# [Request]
Return every line of the data below that includes the string "name".

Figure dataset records
_ _ _ _
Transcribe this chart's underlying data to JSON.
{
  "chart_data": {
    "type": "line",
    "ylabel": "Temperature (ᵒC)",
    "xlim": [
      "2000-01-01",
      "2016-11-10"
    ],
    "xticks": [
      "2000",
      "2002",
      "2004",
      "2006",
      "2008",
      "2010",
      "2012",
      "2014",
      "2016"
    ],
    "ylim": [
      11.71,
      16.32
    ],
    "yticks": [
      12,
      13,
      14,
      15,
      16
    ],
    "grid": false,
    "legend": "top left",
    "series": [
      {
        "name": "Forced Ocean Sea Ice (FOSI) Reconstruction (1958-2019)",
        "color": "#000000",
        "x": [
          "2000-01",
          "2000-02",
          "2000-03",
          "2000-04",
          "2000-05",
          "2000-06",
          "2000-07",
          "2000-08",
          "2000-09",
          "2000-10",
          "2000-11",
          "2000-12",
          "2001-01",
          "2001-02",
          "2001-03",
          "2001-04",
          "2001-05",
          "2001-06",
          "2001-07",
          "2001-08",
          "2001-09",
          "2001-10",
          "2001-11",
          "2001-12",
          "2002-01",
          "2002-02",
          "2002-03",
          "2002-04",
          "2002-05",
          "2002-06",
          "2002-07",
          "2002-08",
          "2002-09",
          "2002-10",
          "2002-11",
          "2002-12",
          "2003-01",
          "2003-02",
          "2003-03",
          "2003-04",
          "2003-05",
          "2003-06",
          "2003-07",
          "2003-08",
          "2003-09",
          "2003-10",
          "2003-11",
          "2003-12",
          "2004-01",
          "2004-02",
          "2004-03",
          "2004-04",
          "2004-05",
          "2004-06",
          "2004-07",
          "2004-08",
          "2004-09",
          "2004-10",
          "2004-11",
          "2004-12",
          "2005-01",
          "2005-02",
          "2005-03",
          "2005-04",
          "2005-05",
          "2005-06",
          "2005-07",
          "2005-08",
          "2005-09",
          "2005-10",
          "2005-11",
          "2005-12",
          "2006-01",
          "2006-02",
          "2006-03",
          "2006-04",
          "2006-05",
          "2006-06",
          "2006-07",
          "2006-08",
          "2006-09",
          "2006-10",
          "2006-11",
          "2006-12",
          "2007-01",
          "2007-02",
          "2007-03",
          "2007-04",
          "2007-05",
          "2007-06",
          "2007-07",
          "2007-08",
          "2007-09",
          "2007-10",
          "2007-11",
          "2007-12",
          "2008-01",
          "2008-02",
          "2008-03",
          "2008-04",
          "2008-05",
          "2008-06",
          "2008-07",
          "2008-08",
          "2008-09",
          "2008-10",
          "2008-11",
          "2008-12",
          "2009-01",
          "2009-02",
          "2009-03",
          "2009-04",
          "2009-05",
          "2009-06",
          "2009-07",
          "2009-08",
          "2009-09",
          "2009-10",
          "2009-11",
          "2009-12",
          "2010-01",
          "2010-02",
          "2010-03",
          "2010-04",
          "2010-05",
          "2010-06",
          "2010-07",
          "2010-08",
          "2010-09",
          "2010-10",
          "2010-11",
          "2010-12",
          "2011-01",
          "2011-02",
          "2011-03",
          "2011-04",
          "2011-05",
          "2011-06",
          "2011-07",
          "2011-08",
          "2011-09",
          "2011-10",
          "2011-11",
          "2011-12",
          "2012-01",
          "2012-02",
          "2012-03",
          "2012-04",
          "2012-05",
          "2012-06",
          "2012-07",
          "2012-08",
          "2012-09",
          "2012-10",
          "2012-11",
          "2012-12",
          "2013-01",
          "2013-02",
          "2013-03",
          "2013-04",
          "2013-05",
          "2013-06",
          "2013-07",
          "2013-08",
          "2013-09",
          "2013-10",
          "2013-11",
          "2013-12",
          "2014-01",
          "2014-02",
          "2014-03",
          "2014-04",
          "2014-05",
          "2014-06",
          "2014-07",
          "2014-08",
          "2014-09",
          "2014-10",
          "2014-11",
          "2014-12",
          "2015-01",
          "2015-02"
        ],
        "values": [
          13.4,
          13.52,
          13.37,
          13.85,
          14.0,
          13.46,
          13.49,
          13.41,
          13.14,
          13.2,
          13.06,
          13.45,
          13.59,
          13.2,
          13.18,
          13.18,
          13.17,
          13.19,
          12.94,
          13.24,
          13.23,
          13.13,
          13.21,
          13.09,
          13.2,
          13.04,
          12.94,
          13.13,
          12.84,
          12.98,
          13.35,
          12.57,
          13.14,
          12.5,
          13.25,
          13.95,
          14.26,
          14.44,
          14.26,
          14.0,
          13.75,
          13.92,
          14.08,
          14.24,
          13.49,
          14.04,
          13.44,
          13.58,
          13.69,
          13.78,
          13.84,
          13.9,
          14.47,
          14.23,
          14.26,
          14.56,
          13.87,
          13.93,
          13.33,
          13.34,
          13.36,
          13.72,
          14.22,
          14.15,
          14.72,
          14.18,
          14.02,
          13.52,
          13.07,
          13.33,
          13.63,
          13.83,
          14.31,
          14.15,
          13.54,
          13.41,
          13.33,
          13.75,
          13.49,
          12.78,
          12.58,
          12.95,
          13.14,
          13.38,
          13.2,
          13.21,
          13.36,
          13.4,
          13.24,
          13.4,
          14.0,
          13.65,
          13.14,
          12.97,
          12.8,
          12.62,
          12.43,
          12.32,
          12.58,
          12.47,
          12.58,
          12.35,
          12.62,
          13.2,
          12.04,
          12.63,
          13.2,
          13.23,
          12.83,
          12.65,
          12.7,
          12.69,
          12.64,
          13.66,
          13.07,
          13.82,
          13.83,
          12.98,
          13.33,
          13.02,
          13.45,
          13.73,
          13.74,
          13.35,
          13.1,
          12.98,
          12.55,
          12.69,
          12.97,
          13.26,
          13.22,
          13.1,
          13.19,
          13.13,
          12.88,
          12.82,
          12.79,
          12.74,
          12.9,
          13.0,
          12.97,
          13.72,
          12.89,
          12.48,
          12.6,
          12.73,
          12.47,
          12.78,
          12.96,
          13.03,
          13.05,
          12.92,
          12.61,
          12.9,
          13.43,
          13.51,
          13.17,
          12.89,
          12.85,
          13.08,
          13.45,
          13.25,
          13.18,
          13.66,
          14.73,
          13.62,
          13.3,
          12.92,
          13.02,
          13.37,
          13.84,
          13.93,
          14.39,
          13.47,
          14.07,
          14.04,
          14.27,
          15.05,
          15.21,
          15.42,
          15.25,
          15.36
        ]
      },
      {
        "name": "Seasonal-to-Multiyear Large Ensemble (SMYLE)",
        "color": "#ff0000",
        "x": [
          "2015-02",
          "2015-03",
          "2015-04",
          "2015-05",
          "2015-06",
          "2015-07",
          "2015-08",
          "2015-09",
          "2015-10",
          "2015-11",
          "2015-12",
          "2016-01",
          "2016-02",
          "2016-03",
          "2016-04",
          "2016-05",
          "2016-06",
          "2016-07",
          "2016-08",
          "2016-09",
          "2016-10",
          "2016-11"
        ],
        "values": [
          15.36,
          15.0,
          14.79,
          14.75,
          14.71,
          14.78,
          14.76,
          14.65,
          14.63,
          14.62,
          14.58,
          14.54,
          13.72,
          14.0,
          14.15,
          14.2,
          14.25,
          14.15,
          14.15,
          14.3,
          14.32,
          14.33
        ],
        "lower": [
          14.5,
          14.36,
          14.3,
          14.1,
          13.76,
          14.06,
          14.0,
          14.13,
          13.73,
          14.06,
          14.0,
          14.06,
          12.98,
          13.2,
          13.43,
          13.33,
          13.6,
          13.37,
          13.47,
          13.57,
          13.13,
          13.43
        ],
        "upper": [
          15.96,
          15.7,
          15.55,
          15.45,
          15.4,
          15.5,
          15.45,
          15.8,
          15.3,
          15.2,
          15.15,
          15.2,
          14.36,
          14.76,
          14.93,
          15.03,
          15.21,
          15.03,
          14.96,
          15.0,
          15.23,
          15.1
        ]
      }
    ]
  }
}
_ _ _ _
# [Finished exercise]
        "name": "Forced Ocean Sea Ice (FOSI) Reconstruction (1958-2019)",
        "name": "Seasonal-to-Multiyear Large Ensemble (SMYLE)",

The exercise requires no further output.